**Goal:** Return only the number of lines that hold "предоставлении".

[Records from a data collection]

>> START

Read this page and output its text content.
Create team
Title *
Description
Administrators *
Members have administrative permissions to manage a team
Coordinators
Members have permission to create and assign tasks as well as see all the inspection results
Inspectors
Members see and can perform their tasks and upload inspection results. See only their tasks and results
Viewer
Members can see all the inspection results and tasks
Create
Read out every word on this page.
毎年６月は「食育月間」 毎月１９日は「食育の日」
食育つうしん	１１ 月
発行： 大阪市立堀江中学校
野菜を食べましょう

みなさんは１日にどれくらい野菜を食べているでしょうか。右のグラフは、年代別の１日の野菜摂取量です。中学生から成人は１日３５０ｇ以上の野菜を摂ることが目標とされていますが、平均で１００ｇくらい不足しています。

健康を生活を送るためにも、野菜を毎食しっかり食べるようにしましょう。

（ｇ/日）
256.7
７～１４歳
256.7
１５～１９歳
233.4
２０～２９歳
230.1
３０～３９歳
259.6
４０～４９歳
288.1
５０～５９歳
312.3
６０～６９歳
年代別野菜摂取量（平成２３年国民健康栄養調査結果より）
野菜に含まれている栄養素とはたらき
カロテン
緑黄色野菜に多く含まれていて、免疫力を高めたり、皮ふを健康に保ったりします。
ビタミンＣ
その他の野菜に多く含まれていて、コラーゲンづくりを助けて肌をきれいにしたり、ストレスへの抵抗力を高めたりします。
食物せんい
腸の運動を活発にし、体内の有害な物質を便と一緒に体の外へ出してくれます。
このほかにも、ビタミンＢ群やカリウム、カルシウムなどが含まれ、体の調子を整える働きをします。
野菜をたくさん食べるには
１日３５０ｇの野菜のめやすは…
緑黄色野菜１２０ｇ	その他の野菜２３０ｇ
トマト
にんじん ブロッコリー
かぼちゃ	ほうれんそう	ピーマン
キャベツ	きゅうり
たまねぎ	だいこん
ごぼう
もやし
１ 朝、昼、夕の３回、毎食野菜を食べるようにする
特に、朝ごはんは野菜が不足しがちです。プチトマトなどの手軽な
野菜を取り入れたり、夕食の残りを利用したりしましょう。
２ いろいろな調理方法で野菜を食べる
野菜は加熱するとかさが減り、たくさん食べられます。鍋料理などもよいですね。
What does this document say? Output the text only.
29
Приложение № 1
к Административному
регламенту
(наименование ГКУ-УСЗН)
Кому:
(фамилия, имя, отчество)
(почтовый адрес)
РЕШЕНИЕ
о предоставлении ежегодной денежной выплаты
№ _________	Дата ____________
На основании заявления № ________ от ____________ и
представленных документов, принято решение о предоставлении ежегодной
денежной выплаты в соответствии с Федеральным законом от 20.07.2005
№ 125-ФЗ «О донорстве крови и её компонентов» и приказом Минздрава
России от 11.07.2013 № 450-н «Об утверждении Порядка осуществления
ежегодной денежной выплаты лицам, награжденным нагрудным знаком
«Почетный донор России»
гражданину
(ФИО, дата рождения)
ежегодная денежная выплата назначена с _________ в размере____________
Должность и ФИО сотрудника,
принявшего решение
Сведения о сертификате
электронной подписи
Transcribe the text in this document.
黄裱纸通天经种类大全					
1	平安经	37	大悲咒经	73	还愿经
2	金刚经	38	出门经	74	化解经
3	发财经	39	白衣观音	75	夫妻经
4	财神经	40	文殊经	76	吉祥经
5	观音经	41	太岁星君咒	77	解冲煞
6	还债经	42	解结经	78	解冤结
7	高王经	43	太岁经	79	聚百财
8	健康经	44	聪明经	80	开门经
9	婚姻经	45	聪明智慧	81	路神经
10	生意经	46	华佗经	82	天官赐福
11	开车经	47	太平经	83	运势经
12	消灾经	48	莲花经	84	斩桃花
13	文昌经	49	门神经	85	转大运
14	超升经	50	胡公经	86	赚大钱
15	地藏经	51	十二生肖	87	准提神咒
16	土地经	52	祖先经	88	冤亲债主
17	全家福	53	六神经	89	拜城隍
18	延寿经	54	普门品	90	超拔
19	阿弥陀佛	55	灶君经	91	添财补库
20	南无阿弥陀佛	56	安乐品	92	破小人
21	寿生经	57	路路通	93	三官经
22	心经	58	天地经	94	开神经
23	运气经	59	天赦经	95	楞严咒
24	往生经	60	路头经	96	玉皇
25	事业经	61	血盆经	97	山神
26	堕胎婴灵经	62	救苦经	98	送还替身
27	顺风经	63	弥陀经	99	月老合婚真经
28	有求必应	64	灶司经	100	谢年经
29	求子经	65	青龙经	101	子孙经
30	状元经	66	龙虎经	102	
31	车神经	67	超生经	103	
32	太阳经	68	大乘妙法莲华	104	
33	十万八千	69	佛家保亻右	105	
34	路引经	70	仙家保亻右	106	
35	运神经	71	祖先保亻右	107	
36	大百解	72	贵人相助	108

>> END

**Solution to this exercise:** 2